→ **WORK INSTRUCTIONS**: Copy every line of the records below where the word "worst" occurs.
((
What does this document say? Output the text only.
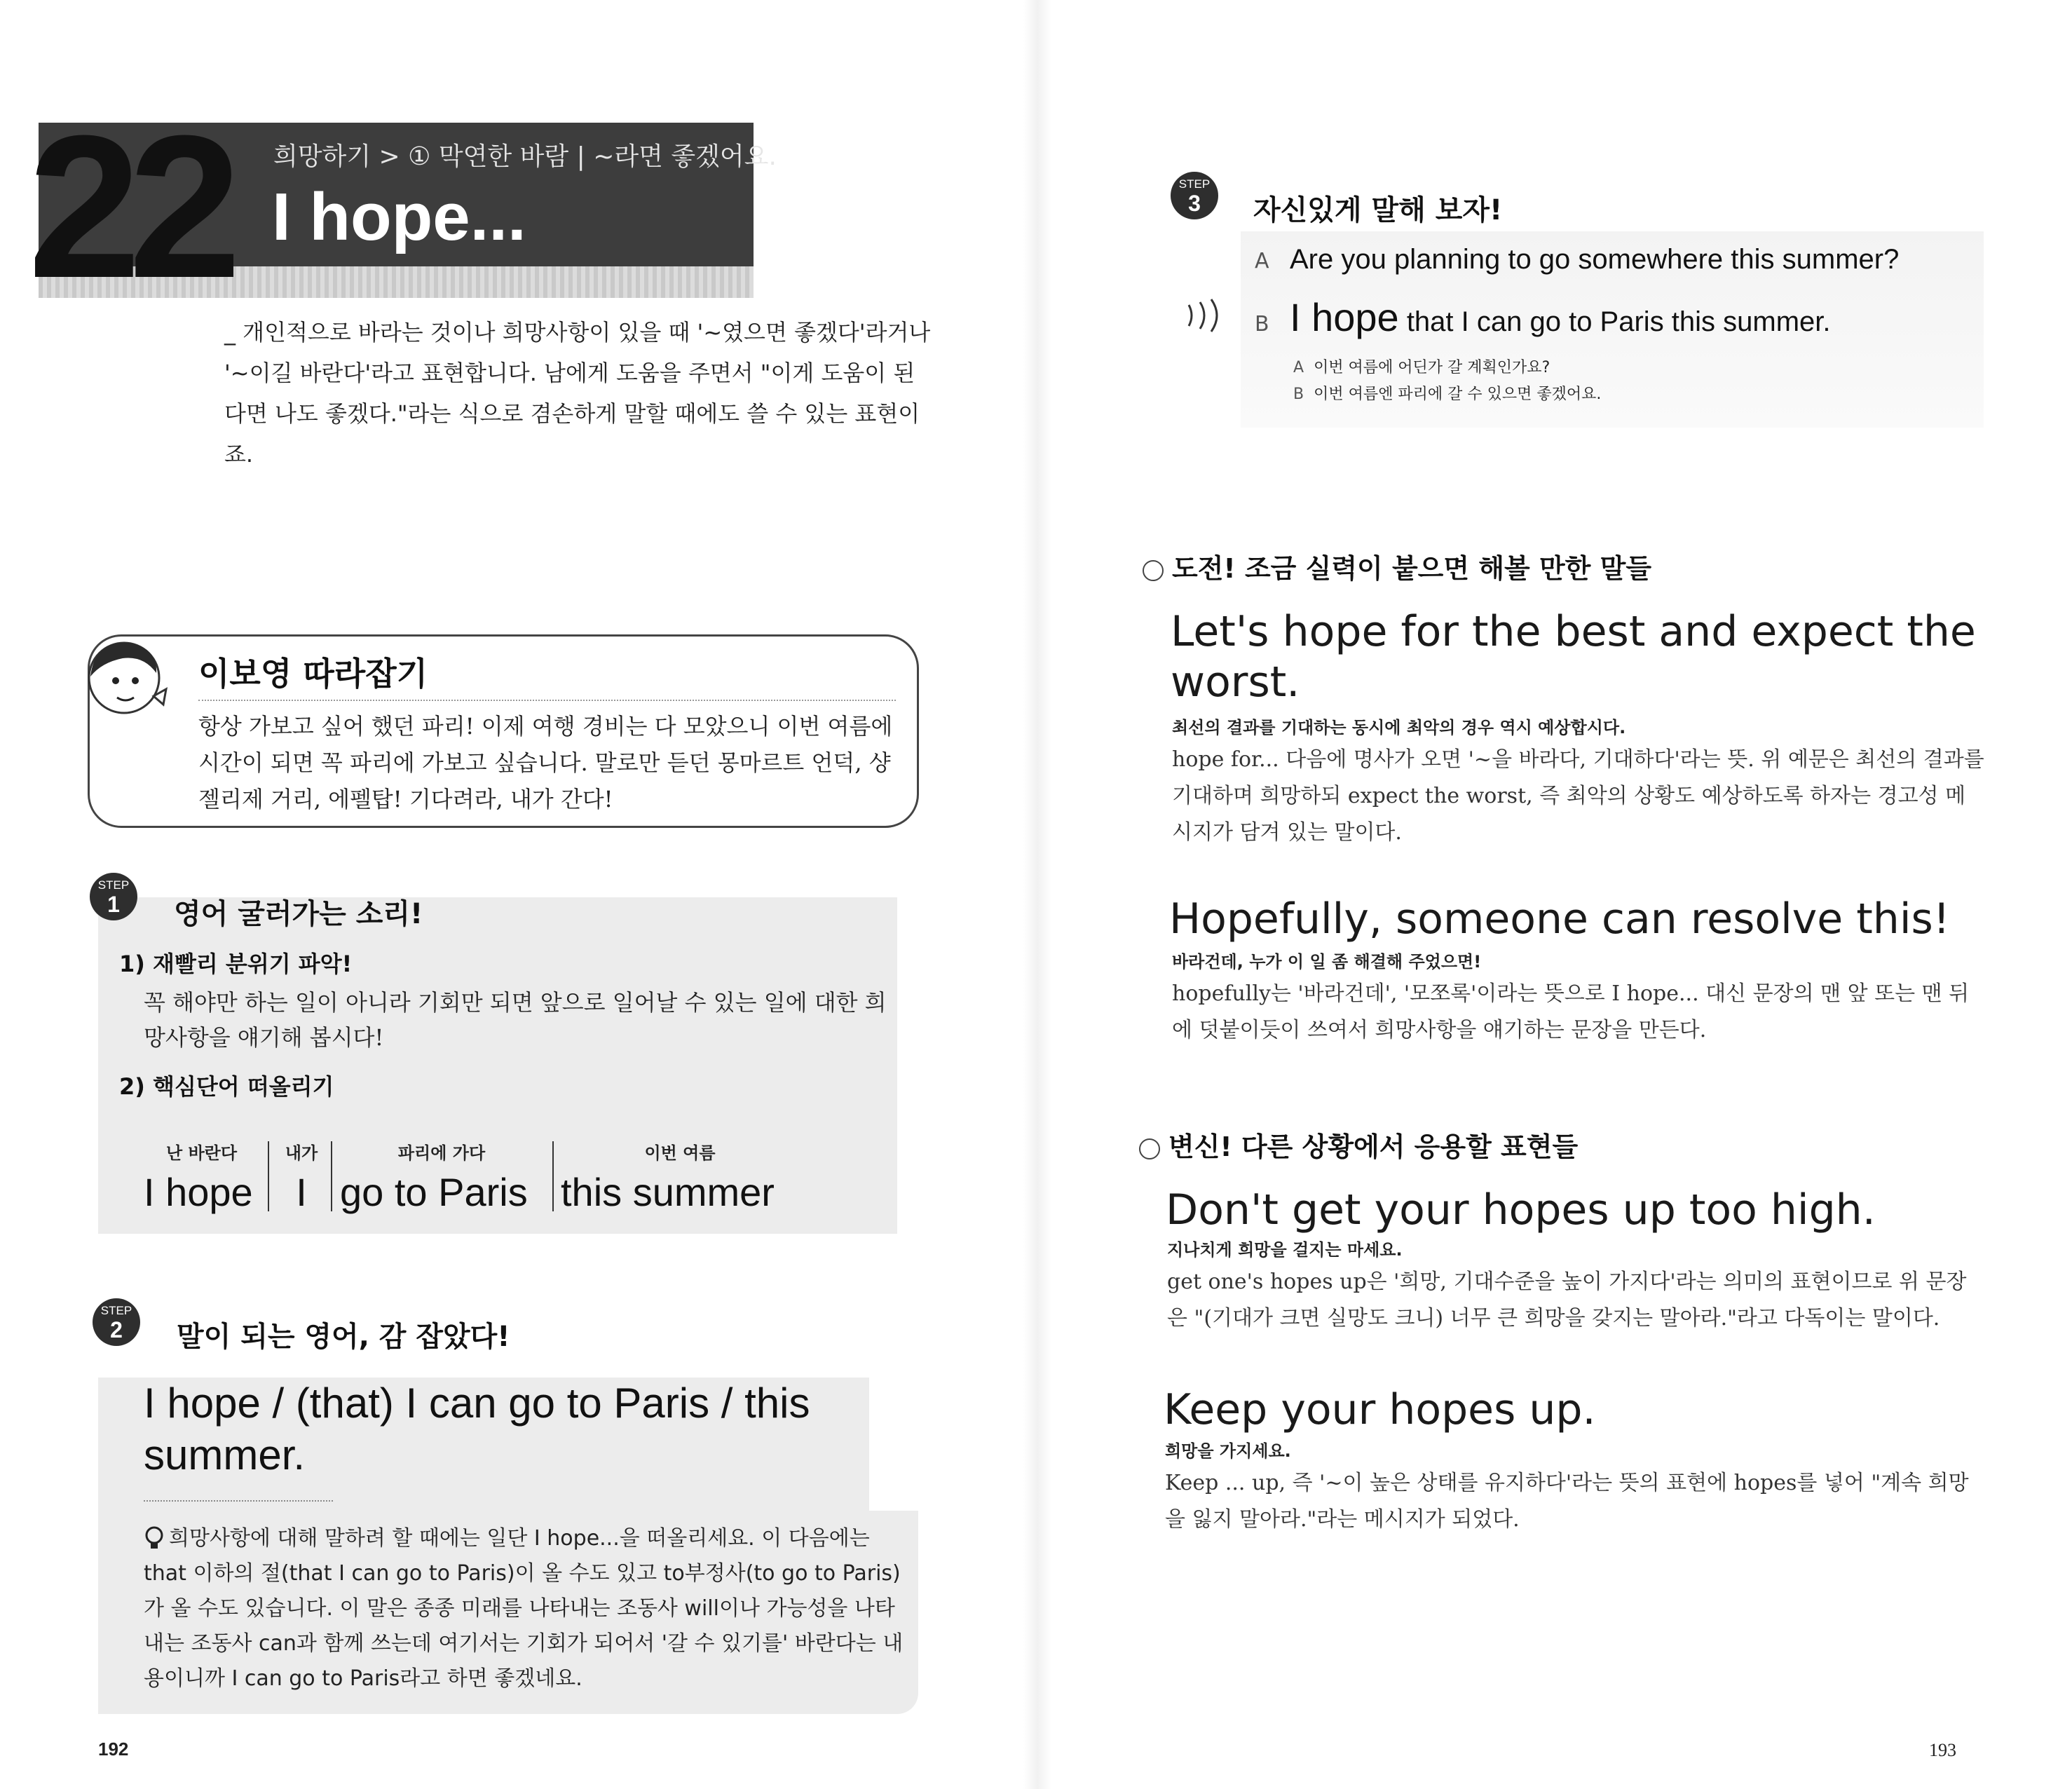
22 희망하기 > ① 막연한 바람 | ~라면 좋겠어요.
I hope...
_ 개인적으로 바라는 것이나 희망사항이 있을 때 '~였으면 좋겠다'라거나 '~이길 바란다'라고 표현합니다. 남에게 도움을 주면서 "이게 도움이 된다면 나도 좋겠다."라는 식으로 겸손하게 말할 때에도 쓸 수 있는 표현이죠.
이보영 따라잡기
항상 가보고 싶어 했던 파리! 이제 여행 경비는 다 모았으니 이번 여름에 시간이 되면 꼭 파리에 가보고 싶습니다. 말로만 듣던 몽마르트 언덕, 샹젤리제 거리, 에펠탑! 기다려라, 내가 간다!
STEP
1	영어 굴러가는 소리!
1) 재빨리 분위기 파악!
꼭 해야만 하는 일이 아니라 기회만 되면 앞으로 일어날 수 있는 일에 대한 희망사항을 얘기해 봅시다!
2) 핵심단어 떠올리기
난 바란다
I hope
내가
I
파리에 가다
go to Paris
이번 여름
this summer
STEP
2	말이 되는 영어, 감 잡았다!
I hope / (that) I can go to Paris / this summer.
희망사항에 대해 말하려 할 때에는 일단 I hope...을 떠올리세요. 이 다음에는 that 이하의 절(that I can go to Paris)이 올 수도 있고 to부정사(to go to Paris)가 올 수도 있습니다. 이 말은 종종 미래를 나타내는 조동사 will이나 가능성을 나타내는 조동사 can과 함께 쓰는데 여기서는 기회가 되어서 '갈 수 있기를' 바란다는 내용이니까 I can go to Paris라고 하면 좋겠네요.
192
STEP
3	자신있게 말해 보자!
A Are you planning to go somewhere this summer?
B I hope that I can go to Paris this summer.
A 이번 여름에 어딘가 갈 계획인가요?
B 이번 여름엔 파리에 갈 수 있으면 좋겠어요.
도전! 조금 실력이 붙으면 해볼 만한 말들
Let's hope for the best and expect the worst.
최선의 결과를 기대하는 동시에 최악의 경우 역시 예상합시다.
hope for... 다음에 명사가 오면 '~을 바라다, 기대하다'라는 뜻. 위 예문은 최선의 결과를 기대하며 희망하되 expect the worst, 즉 최악의 상황도 예상하도록 하자는 경고성 메시지가 담겨 있는 말이다.
Hopefully, someone can resolve this!
바라건데, 누가 이 일 좀 해결해 주었으면!
hopefully는 '바라건데', '모쪼록'이라는 뜻으로 I hope... 대신 문장의 맨 앞 또는 맨 뒤에 덧붙이듯이 쓰여서 희망사항을 얘기하는 문장을 만든다.
변신! 다른 상황에서 응용할 표현들
Don't get your hopes up too high.
지나치게 희망을 걸지는 마세요.
get one's hopes up은 '희망, 기대수준을 높이 가지다'라는 의미의 표현이므로 위 문장은 "(기대가 크면 실망도 크니) 너무 큰 희망을 갖지는 말아라."라고 다독이는 말이다.
Keep your hopes up.
희망을 가지세요.
Keep ... up, 즉 '~이 높은 상태를 유지하다'라는 뜻의 표현에 hopes를 넣어 "계속 희망을 잃지 말아라."라는 메시지가 되었다.
193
))
→ **EXERCISE RESULT**:
Let's hope for the best and expect the worst.
hope for... 다음에 명사가 오면 '~을 바라다, 기대하다'라는 뜻. 위 예문은 최선의 결과를 기대하며 희망하되 expect the worst, 즉 최악의 상황도 예상하도록 하자는 경고성 메시지가 담겨 있는 말이다.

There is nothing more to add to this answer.